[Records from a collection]
· · · ·

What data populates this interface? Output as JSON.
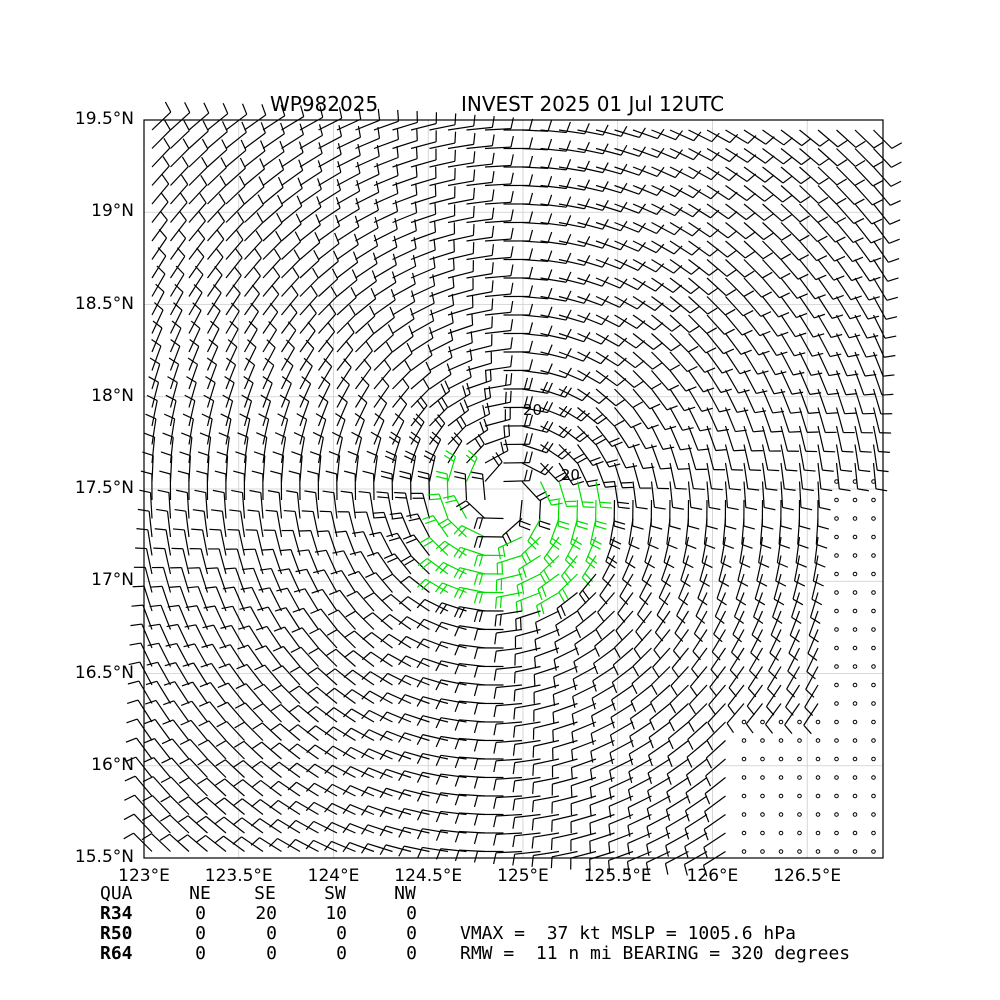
{
  "chart_data": {
    "type": "wind-barb-map",
    "title_left": "WP982025",
    "title_right": "INVEST 2025 01 Jul 12UTC",
    "x_ticks": [
      "123°E",
      "123.5°E",
      "124°E",
      "124.5°E",
      "125°E",
      "125.5°E",
      "126°E",
      "126.5°E"
    ],
    "x_tick_values": [
      123.0,
      123.5,
      124.0,
      124.5,
      125.0,
      125.5,
      126.0,
      126.5
    ],
    "y_ticks": [
      "15.5°N",
      "16°N",
      "16.5°N",
      "17°N",
      "17.5°N",
      "18°N",
      "18.5°N",
      "19°N",
      "19.5°N"
    ],
    "y_tick_values": [
      15.5,
      16.0,
      16.5,
      17.0,
      17.5,
      18.0,
      18.5,
      19.0,
      19.5
    ],
    "xlim": [
      123.0,
      126.9
    ],
    "ylim": [
      15.5,
      19.5
    ],
    "grid": true,
    "center": {
      "lon": 124.9,
      "lat": 17.45
    },
    "contour_labels": [
      {
        "text": "20",
        "lon": 125.0,
        "lat": 17.9
      },
      {
        "text": "20",
        "lon": 125.2,
        "lat": 17.55
      }
    ],
    "colors": {
      "barb": "#000000",
      "strong_barb": "#00dd00",
      "grid": "#cccccc"
    }
  },
  "radii_table": {
    "headers": [
      "QUA",
      "NE",
      "SE",
      "SW",
      "NW"
    ],
    "rows": [
      {
        "label": "R34",
        "values": [
          "0",
          "20",
          "10",
          "0"
        ]
      },
      {
        "label": "R50",
        "values": [
          "0",
          "0",
          "0",
          "0"
        ]
      },
      {
        "label": "R64",
        "values": [
          "0",
          "0",
          "0",
          "0"
        ]
      }
    ]
  },
  "summary": {
    "line1": "VMAX =  37 kt MSLP = 1005.6 hPa",
    "line2": "RMW =  11 n mi BEARING = 320 degrees"
  }
}
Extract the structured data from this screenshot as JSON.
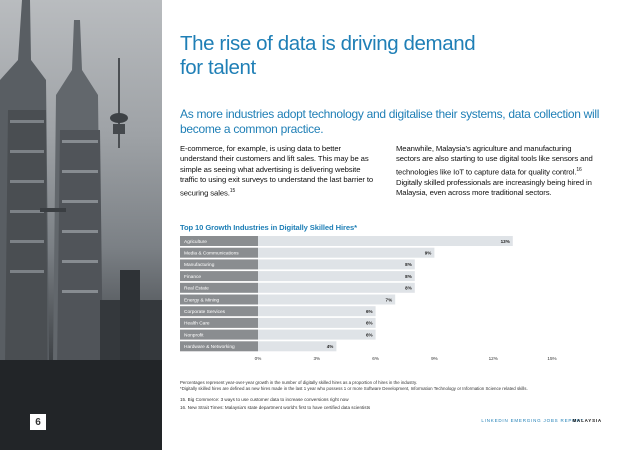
{
  "page_number": "6",
  "title": "The rise of data is driving demand for talent",
  "subtitle": "As more industries adopt technology and digitalise their systems, data collection will become a common practice.",
  "body_left": "E-commerce, for example, is using data to better understand their customers and lift sales. This may be as simple as seeing what advertising is delivering website traffic to using exit surveys to understand the last barrier to securing sales.",
  "body_left_ref": "15",
  "body_right_a": "Meanwhile, Malaysia's agriculture and manufacturing sectors are also starting to use digital tools like sensors and technologies like IoT to capture data for quality control.",
  "body_right_ref": "16",
  "body_right_b": " Digitally skilled professionals are increasingly being hired in Malaysia, even across more traditional sectors.",
  "chart_data": {
    "type": "bar",
    "orientation": "horizontal",
    "title": "Top 10 Growth Industries in Digitally Skilled Hires*",
    "categories": [
      "Agriculture",
      "Media & Communications",
      "Manufacturing",
      "Finance",
      "Real Estate",
      "Energy & Mining",
      "Corporate Services",
      "Health Care",
      "Nonprofit",
      "Hardware & Networking"
    ],
    "values": [
      13,
      9,
      8,
      8,
      8,
      7,
      6,
      6,
      6,
      4
    ],
    "value_labels": [
      "13%",
      "9%",
      "8%",
      "8%",
      "8%",
      "7%",
      "6%",
      "6%",
      "6%",
      "4%"
    ],
    "xticks": [
      "0%",
      "3%",
      "6%",
      "9%",
      "12%",
      "15%"
    ],
    "xlim": [
      0,
      15
    ],
    "label_panel_color": "#8a8d90",
    "bar_color": "#dfe3e7",
    "accent": "#1f7fb6"
  },
  "note_1": "Percentages represent year-over-year growth in the number of digitally skilled hires as a proportion of hires in the industry.",
  "note_2": "*Digitally skilled hires are defined as new hires made in the last 1 year who possess 1 or more Software Development, Information Technology or Information Science related skills.",
  "ref_15": "15. Big Commerce: 3 ways to use customer data to increase conversions right now",
  "ref_16": "16. New Strait Times: Malaysia's state department world's first to have certified data scientists",
  "footer_report": "LINKEDIN EMERGING JOBS REPORT",
  "footer_country": "MALAYSIA"
}
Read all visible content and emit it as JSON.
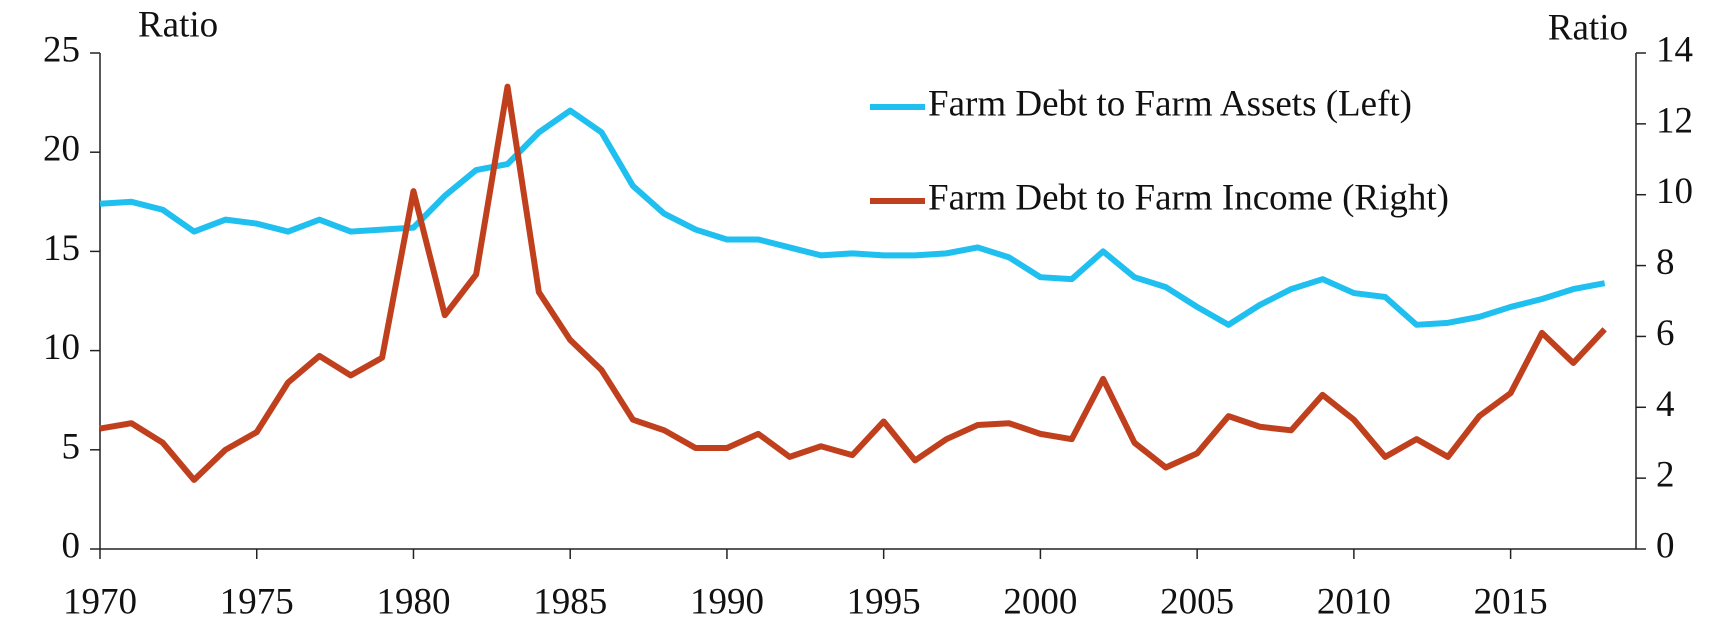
{
  "chart_data": {
    "type": "line",
    "y_label": "Ratio",
    "y2_label": "Ratio",
    "x": [
      1970,
      1971,
      1972,
      1973,
      1974,
      1975,
      1976,
      1977,
      1978,
      1979,
      1980,
      1981,
      1982,
      1983,
      1984,
      1985,
      1986,
      1987,
      1988,
      1989,
      1990,
      1991,
      1992,
      1993,
      1994,
      1995,
      1996,
      1997,
      1998,
      1999,
      2000,
      2001,
      2002,
      2003,
      2004,
      2005,
      2006,
      2007,
      2008,
      2009,
      2010,
      2011,
      2012,
      2013,
      2014,
      2015,
      2016,
      2017,
      2018
    ],
    "series": [
      {
        "name": "Farm Debt to Farm Assets (Left)",
        "color": "#1fbff0",
        "values": [
          17.4,
          17.5,
          17.1,
          16.0,
          16.6,
          16.4,
          16.0,
          16.6,
          16.0,
          16.1,
          16.2,
          17.8,
          19.1,
          19.4,
          21.0,
          22.1,
          21.0,
          18.3,
          16.9,
          16.1,
          15.6,
          15.6,
          15.2,
          14.8,
          14.9,
          14.8,
          14.8,
          14.9,
          15.2,
          14.7,
          13.7,
          13.6,
          15.0,
          13.7,
          13.2,
          12.2,
          11.3,
          12.3,
          13.1,
          13.6,
          12.9,
          12.7,
          11.3,
          11.4,
          11.7,
          12.2,
          12.6,
          13.1,
          13.4
        ]
      },
      {
        "name": "Farm Debt to Farm Income (Right)",
        "color": "#c0401e",
        "axis": "y2",
        "values": [
          3.4,
          3.55,
          3.0,
          1.95,
          2.8,
          3.3,
          4.7,
          5.45,
          4.9,
          5.4,
          10.1,
          6.6,
          7.75,
          13.05,
          7.25,
          5.9,
          5.05,
          3.65,
          3.35,
          2.85,
          2.85,
          3.25,
          2.6,
          2.9,
          2.65,
          3.6,
          2.5,
          3.1,
          3.5,
          3.55,
          3.25,
          3.1,
          4.8,
          3.0,
          2.3,
          2.7,
          3.75,
          3.45,
          3.35,
          4.35,
          3.65,
          2.6,
          3.1,
          2.6,
          3.75,
          4.4,
          6.1,
          5.25,
          6.2
        ]
      }
    ],
    "xlim": [
      1970,
      2019
    ],
    "xticks": [
      1970,
      1975,
      1980,
      1985,
      1990,
      1995,
      2000,
      2005,
      2010,
      2015
    ],
    "ylim": [
      0,
      25
    ],
    "yticks": [
      0,
      5,
      10,
      15,
      20,
      25
    ],
    "y2lim": [
      0,
      14
    ],
    "y2ticks": [
      0,
      2,
      4,
      6,
      8,
      10,
      12,
      14
    ],
    "legend": "upper right"
  }
}
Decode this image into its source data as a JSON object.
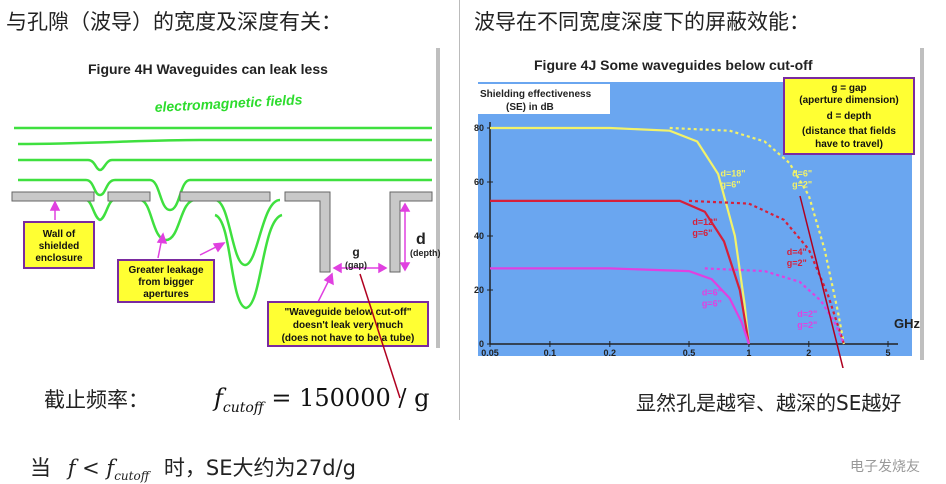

· · · ·

Short task = Go through the records above, find every line with the word "type", and list those lines.

Exercise solution =
    "type": "wind-barb-map",
    "type": "bar",
    "type": "line",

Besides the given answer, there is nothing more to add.